* WORK REQUIRED *
Repeat the records word for word, excluding any picture.
━━━ INPUT MATERIAL ━━━
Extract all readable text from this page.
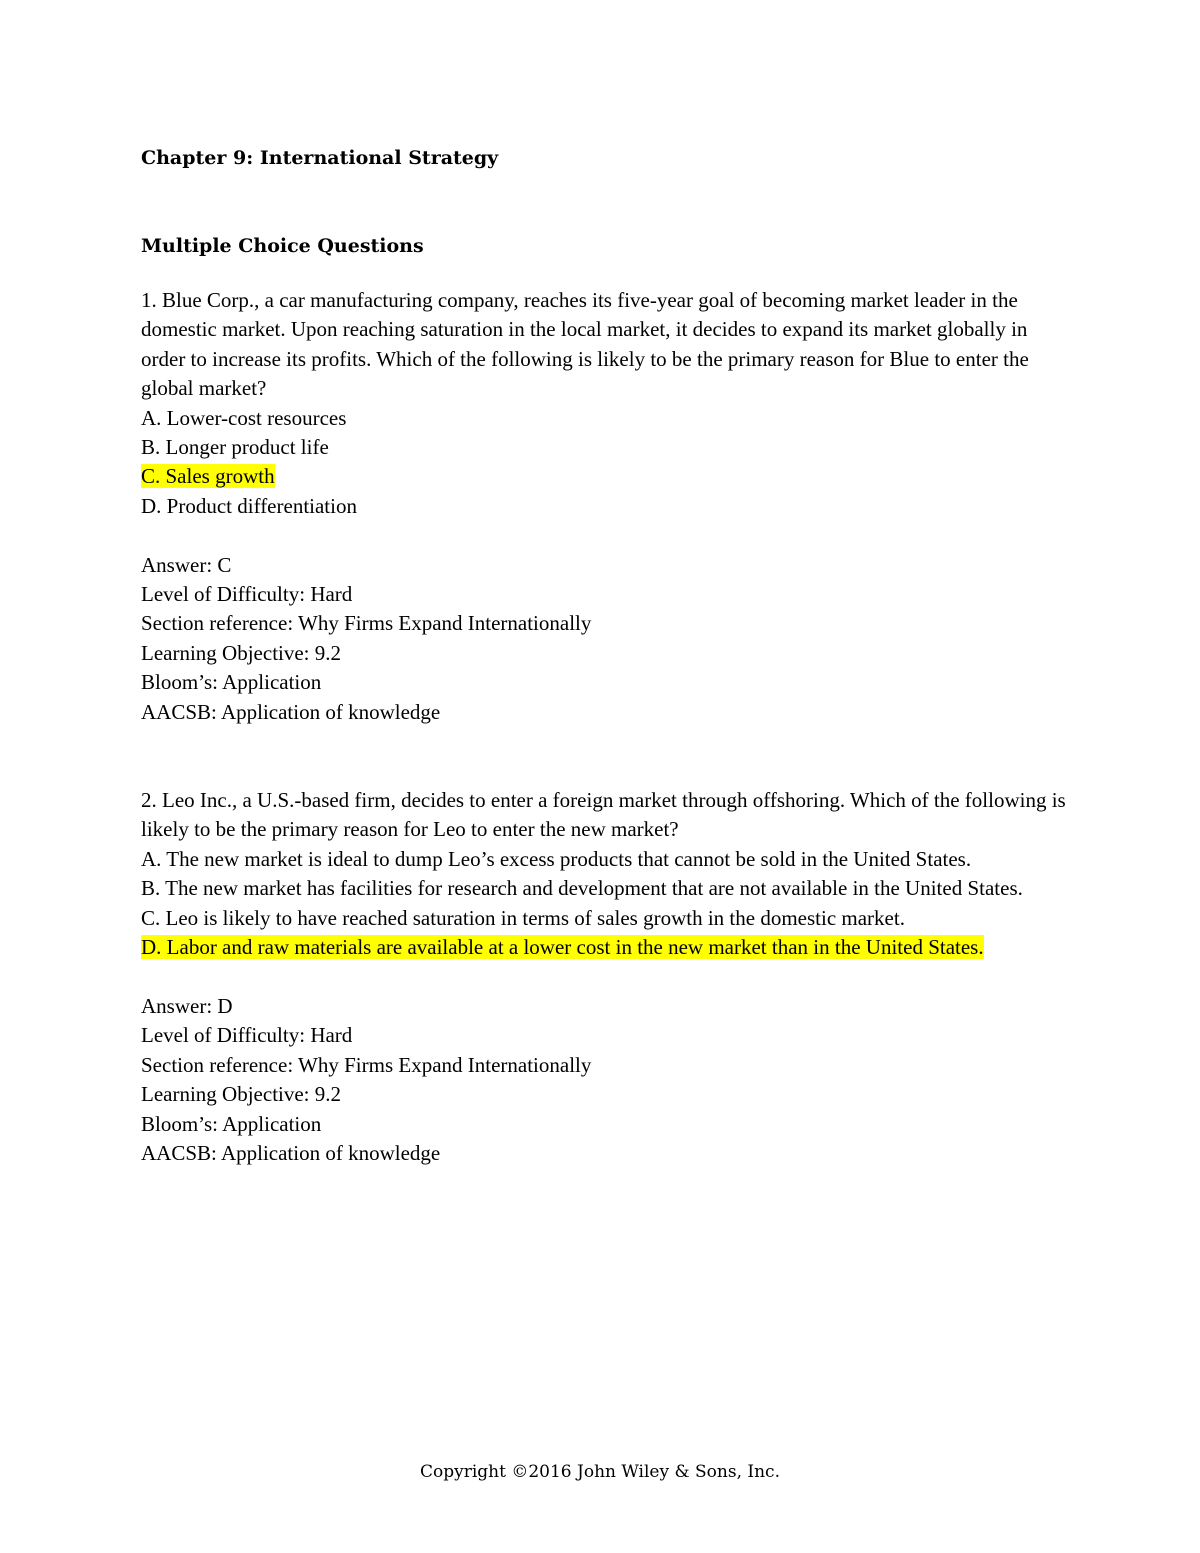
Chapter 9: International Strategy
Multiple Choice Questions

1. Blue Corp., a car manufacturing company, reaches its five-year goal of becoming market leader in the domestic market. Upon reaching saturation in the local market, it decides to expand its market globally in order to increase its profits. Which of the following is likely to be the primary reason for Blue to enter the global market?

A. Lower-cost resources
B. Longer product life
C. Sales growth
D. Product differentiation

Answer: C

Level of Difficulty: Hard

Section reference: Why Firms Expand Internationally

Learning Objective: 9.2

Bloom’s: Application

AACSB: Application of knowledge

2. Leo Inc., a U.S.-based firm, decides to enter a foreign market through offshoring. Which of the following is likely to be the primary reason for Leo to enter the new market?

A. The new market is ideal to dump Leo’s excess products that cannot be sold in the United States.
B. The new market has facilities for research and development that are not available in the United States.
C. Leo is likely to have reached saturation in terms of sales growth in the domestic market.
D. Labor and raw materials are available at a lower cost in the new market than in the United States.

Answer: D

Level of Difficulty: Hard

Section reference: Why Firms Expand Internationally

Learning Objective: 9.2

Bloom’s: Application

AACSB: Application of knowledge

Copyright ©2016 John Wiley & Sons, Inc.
━━━
* TASK OUTPUT *
Extract all readable text from this page.
Chapter 9: International Strategy
Multiple Choice Questions

1. Blue Corp., a car manufacturing company, reaches its five-year goal of becoming market leader in the domestic market. Upon reaching saturation in the local market, it decides to expand its market globally in order to increase its profits. Which of the following is likely to be the primary reason for Blue to enter the global market?

A. Lower-cost resources
B. Longer product life
C. Sales growth
D. Product differentiation

Answer: C

Level of Difficulty: Hard

Section reference: Why Firms Expand Internationally

Learning Objective: 9.2

Bloom’s: Application

AACSB: Application of knowledge

2. Leo Inc., a U.S.-based firm, decides to enter a foreign market through offshoring. Which of the following is likely to be the primary reason for Leo to enter the new market?

A. The new market is ideal to dump Leo’s excess products that cannot be sold in the United States.
B. The new market has facilities for research and development that are not available in the United States.
C. Leo is likely to have reached saturation in terms of sales growth in the domestic market.
D. Labor and raw materials are available at a lower cost in the new market than in the United States.

Answer: D

Level of Difficulty: Hard

Section reference: Why Firms Expand Internationally

Learning Objective: 9.2

Bloom’s: Application

AACSB: Application of knowledge

Copyright ©2016 John Wiley & Sons, Inc.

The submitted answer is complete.